| What is required |
Search the data for the string "type" and gather each line it is in.

| Given records |
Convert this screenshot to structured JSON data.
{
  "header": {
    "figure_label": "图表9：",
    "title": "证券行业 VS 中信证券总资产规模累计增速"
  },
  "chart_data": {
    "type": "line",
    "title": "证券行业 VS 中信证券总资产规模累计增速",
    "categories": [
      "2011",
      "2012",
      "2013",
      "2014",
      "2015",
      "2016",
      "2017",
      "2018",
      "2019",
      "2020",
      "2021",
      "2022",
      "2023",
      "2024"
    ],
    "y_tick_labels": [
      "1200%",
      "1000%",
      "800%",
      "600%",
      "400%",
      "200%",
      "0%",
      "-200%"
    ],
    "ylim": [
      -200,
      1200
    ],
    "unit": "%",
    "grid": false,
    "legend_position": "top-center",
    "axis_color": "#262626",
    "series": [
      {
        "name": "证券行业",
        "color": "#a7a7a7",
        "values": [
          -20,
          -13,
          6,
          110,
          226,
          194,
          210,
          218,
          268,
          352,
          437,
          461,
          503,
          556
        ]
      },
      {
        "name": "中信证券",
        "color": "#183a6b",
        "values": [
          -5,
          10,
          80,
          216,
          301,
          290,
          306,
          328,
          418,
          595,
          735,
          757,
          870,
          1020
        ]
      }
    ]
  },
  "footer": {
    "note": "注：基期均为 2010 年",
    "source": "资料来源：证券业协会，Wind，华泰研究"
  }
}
...
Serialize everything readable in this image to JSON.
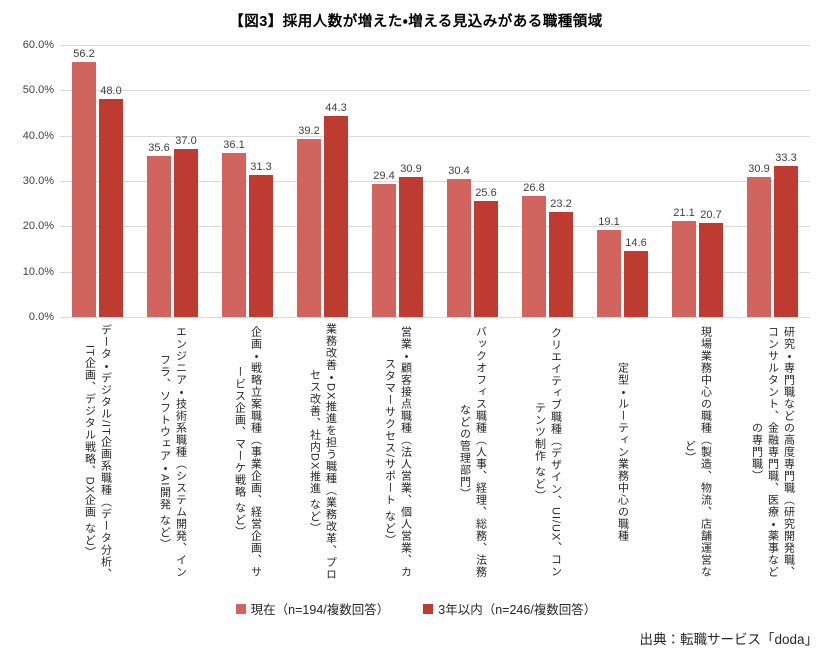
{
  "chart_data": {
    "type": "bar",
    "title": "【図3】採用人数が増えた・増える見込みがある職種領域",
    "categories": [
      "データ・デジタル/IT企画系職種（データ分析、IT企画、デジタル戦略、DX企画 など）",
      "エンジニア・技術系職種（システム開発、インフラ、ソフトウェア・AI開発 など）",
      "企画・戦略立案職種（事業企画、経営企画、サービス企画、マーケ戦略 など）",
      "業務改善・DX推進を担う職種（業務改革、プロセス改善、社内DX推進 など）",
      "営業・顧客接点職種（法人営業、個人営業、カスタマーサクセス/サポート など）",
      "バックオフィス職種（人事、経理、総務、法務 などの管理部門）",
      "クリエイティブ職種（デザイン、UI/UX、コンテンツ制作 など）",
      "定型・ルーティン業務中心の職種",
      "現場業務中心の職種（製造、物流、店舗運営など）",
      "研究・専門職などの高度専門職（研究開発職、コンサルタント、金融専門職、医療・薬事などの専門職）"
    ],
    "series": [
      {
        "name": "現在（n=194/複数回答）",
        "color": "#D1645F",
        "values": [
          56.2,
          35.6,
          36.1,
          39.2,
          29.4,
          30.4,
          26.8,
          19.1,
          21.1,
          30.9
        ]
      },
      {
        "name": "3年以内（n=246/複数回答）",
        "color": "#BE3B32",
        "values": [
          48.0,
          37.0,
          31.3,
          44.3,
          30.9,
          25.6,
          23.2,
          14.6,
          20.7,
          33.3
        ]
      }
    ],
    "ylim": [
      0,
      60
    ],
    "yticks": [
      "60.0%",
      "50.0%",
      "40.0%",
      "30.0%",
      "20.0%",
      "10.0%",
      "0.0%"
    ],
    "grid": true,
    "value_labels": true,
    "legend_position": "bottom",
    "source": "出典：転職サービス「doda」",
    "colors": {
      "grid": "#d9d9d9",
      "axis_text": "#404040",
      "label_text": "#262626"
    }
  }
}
...
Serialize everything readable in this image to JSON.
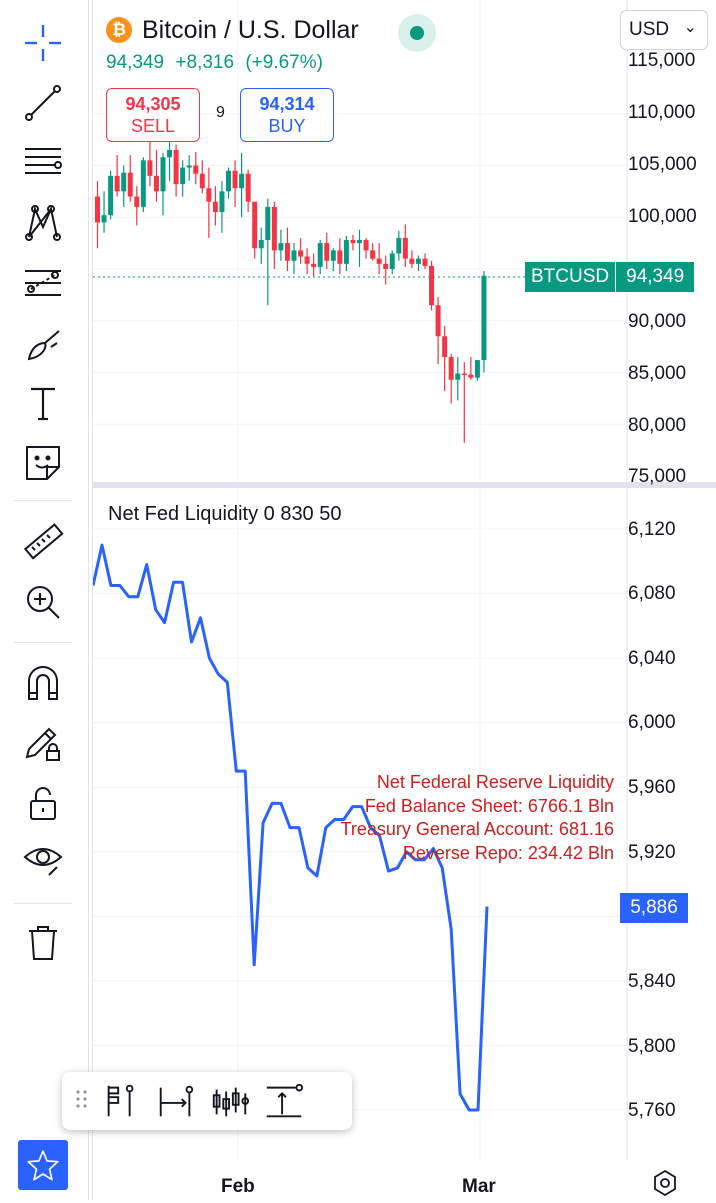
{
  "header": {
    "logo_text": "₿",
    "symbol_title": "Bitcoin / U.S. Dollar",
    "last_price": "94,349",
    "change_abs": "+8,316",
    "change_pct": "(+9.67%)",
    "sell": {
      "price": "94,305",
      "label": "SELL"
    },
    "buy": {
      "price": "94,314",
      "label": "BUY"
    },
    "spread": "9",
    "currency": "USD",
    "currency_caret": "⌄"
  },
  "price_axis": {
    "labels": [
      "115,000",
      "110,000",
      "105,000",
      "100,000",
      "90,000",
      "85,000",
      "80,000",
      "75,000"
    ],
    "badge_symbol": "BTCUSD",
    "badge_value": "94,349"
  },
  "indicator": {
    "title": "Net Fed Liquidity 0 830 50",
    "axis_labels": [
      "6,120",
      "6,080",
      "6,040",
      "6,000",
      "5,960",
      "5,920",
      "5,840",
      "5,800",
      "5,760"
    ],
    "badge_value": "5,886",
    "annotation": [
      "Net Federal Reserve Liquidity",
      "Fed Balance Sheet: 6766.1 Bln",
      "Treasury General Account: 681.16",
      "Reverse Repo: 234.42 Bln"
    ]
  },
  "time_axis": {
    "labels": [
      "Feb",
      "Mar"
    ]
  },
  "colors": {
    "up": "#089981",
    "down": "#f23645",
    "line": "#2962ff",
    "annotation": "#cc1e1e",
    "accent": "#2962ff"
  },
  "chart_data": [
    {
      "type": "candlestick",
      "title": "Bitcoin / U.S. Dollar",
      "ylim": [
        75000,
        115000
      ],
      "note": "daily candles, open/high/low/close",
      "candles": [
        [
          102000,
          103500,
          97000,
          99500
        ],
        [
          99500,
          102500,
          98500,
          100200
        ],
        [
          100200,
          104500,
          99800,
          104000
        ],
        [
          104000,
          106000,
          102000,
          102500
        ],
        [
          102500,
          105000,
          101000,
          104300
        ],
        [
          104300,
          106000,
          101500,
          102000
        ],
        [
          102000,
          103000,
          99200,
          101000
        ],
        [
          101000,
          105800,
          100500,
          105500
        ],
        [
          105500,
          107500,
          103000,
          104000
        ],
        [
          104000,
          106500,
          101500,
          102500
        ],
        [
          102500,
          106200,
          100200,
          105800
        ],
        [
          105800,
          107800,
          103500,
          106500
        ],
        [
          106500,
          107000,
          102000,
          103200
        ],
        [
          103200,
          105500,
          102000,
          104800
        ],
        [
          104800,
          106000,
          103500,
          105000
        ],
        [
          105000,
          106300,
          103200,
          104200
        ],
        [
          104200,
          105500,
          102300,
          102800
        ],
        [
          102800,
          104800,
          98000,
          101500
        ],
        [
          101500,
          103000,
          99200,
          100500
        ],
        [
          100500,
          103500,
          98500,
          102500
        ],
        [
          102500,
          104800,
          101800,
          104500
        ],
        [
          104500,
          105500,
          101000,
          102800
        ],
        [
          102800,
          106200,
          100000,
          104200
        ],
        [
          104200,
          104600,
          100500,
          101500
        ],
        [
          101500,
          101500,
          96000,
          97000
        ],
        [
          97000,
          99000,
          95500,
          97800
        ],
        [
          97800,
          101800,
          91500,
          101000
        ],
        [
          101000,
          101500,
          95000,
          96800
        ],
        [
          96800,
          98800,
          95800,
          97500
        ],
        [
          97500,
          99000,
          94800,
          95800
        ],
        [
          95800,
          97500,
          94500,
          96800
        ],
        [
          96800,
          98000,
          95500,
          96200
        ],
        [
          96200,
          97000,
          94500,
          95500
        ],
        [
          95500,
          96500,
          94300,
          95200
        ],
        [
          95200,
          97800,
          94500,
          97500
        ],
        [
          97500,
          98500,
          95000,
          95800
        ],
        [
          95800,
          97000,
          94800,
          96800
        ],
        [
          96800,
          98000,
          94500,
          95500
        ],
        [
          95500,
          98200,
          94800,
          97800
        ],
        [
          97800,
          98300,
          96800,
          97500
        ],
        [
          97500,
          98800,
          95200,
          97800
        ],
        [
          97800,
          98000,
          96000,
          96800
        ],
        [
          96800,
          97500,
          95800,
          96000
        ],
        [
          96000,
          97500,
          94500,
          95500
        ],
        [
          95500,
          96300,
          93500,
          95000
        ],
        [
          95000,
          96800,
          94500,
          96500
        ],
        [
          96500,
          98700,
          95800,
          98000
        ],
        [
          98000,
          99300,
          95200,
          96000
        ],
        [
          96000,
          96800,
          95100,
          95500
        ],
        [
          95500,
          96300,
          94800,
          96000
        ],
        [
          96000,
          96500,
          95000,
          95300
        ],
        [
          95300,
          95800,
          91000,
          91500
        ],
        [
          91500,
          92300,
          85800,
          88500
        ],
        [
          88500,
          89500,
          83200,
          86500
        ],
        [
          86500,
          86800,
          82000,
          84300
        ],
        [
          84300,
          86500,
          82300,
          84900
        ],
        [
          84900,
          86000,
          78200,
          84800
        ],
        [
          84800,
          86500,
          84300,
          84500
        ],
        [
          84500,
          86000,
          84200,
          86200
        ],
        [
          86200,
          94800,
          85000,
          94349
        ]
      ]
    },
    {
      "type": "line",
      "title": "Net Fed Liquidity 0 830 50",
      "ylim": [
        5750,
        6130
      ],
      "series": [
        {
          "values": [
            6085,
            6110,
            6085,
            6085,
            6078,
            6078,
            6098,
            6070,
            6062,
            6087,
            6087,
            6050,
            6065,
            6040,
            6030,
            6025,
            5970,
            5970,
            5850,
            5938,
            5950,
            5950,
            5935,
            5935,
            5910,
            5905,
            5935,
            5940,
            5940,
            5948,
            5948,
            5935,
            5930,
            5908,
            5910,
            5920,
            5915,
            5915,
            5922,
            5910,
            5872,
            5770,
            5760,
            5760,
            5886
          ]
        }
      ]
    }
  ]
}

| Full output |
    "type": "line",
    "type": "bar",
      "type": "candlestick",
      "type": "line",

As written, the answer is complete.